Given task:
Gather from the material every line that contains the string "double".

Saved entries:
---*---

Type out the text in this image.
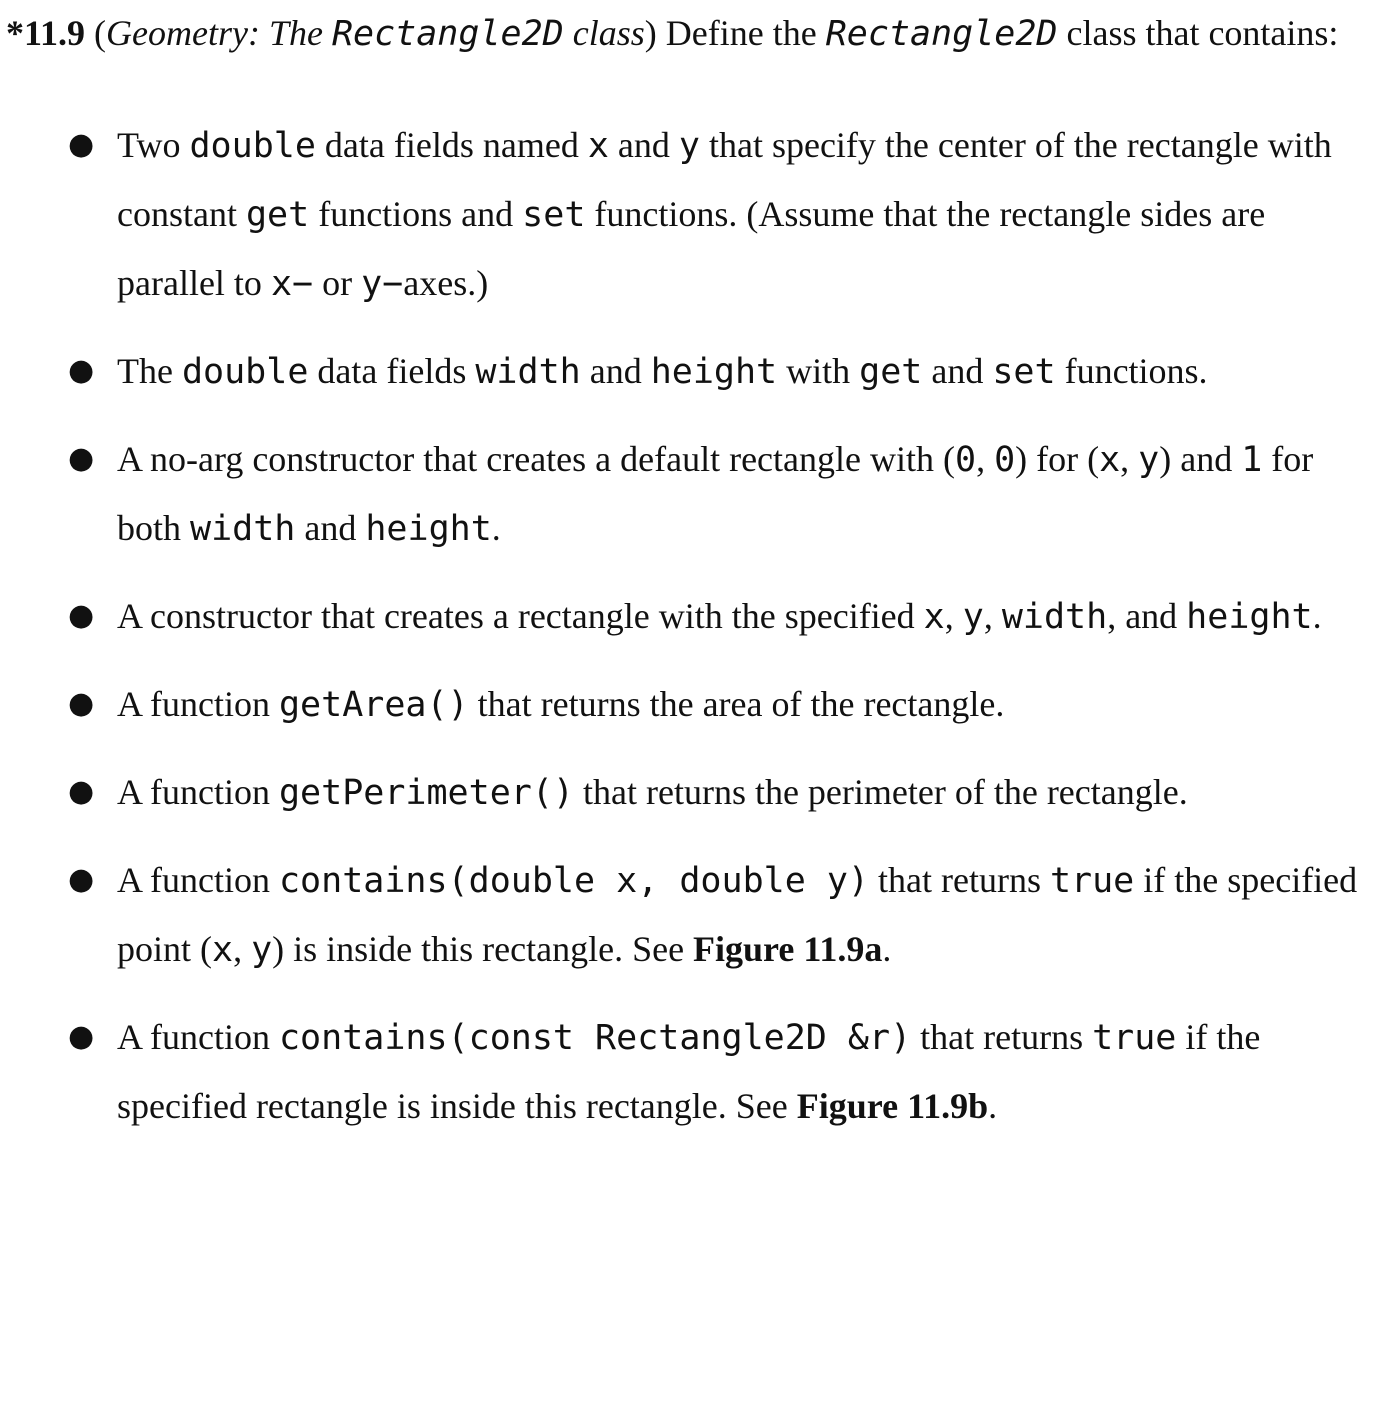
*11.9 (Geometry: The Rectangle2D class) Define the Rectangle2D class that contains:

● Two double data fields named x and y that specify the center of the rectangle with constant get functions and set functions. (Assume that the rectangle sides are parallel to x− or y−axes.)
● The double data fields width and height with get and set functions.
● A no-arg constructor that creates a default rectangle with (0, 0) for (x, y) and 1 for both width and height.
● A constructor that creates a rectangle with the specified x, y, width, and height.
● A function getArea() that returns the area of the rectangle.
● A function getPerimeter() that returns the perimeter of the rectangle.
● A function contains(double x, double y) that returns true if the specified point (x, y) is inside this rectangle. See Figure 11.9a.
● A function contains(const Rectangle2D &r) that returns true if the specified rectangle is inside this rectangle. See Figure 11.9b.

---*---

Answer to the task:
● Two double data fields named x and y that specify the center of the rectangle with constant get functions and set functions. (Assume that the rectangle sides are parallel to x− or y−axes.)
● The double data fields width and height with get and set functions.
● A function contains(double x, double y) that returns true if the specified point (x, y) is inside this rectangle. See Figure 11.9a.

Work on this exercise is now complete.